THE TASK:
Extract all lines that hold the string "legs".

ENTRIES:
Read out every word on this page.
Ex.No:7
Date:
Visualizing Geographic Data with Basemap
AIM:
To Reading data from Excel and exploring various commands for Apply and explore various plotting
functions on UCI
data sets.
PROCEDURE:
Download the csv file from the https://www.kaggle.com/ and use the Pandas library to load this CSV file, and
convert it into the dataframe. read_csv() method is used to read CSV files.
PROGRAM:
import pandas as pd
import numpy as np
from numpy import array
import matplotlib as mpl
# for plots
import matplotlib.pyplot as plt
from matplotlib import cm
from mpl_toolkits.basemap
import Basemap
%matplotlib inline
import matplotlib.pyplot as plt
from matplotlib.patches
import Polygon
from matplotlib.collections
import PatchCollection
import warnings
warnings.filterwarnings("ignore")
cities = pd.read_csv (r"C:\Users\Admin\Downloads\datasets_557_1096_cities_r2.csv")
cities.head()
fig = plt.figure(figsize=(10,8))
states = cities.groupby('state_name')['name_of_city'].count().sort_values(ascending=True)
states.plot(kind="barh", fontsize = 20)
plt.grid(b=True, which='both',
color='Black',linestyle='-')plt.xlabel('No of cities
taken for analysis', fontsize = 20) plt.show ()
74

...

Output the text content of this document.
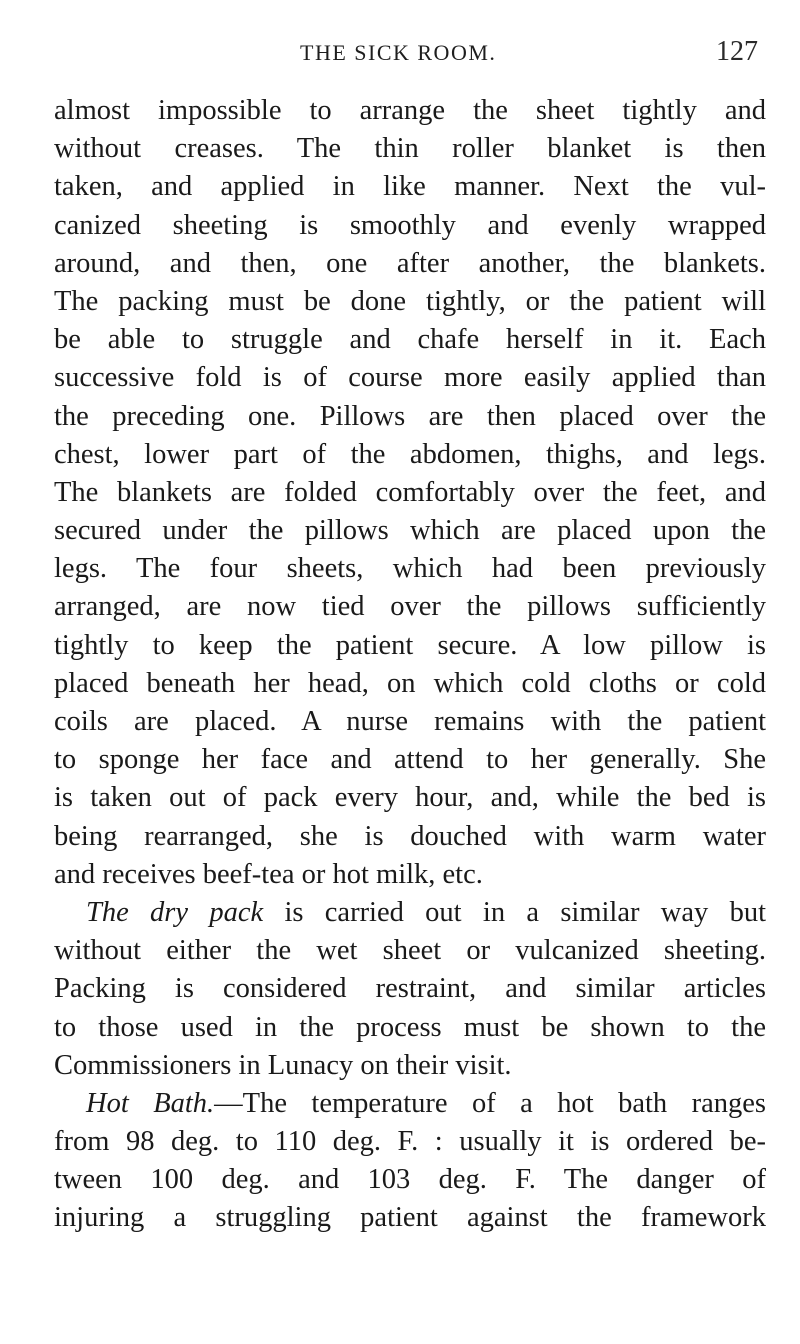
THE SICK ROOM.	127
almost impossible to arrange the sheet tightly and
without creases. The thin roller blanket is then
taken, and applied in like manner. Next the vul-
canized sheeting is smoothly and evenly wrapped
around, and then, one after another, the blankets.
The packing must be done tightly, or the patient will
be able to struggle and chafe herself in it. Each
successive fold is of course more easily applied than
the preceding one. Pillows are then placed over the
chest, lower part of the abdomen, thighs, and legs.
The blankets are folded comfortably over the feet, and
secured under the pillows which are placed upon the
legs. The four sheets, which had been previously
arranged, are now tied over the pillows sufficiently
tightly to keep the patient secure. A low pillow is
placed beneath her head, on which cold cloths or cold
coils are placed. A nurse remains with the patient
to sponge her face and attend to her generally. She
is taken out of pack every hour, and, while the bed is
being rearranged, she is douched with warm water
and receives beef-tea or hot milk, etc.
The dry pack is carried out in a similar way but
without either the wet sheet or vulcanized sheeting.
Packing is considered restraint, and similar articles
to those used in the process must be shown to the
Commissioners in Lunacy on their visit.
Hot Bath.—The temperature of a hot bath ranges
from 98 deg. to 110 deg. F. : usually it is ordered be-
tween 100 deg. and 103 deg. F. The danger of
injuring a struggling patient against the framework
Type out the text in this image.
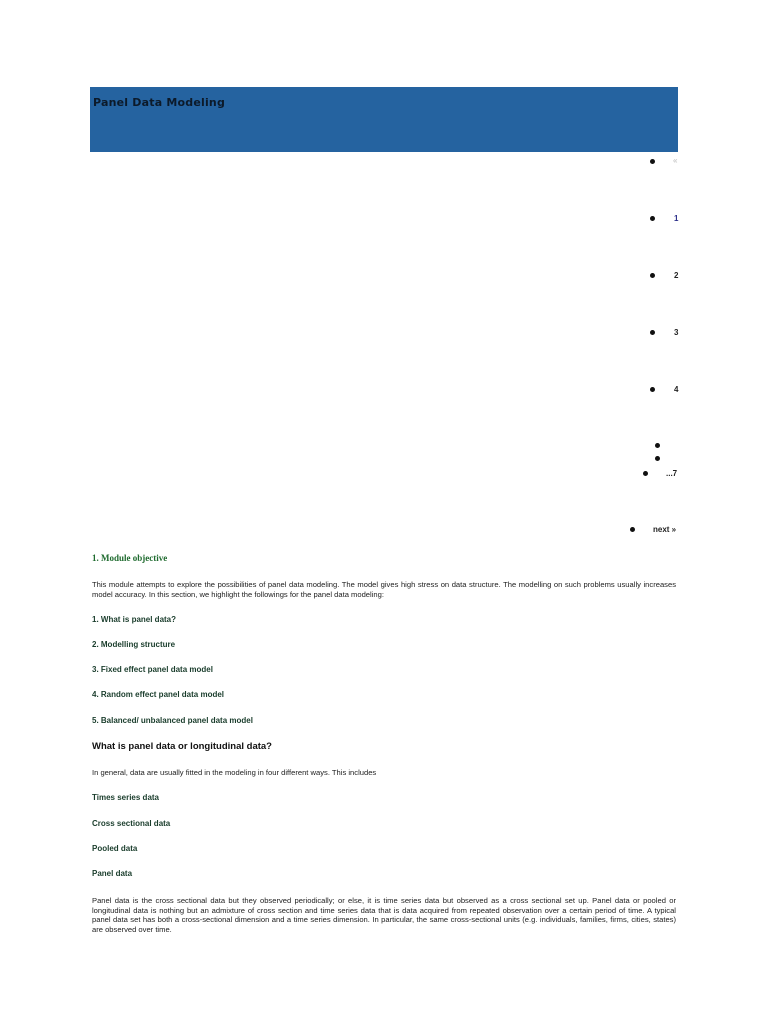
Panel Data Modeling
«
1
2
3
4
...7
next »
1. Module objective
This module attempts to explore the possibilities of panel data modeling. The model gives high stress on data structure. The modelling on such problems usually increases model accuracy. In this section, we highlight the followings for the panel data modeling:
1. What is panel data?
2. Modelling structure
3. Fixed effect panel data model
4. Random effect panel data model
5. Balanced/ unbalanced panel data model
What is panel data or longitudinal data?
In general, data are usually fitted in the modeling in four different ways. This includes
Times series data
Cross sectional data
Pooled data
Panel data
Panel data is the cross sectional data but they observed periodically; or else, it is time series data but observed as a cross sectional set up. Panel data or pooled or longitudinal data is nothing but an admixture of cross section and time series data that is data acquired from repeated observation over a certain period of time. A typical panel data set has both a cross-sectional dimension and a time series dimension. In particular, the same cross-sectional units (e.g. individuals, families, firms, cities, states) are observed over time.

EXPECTED ANSWER:
chest, lower part of the abdomen, thighs, and legs.
legs. The four sheets, which had been previously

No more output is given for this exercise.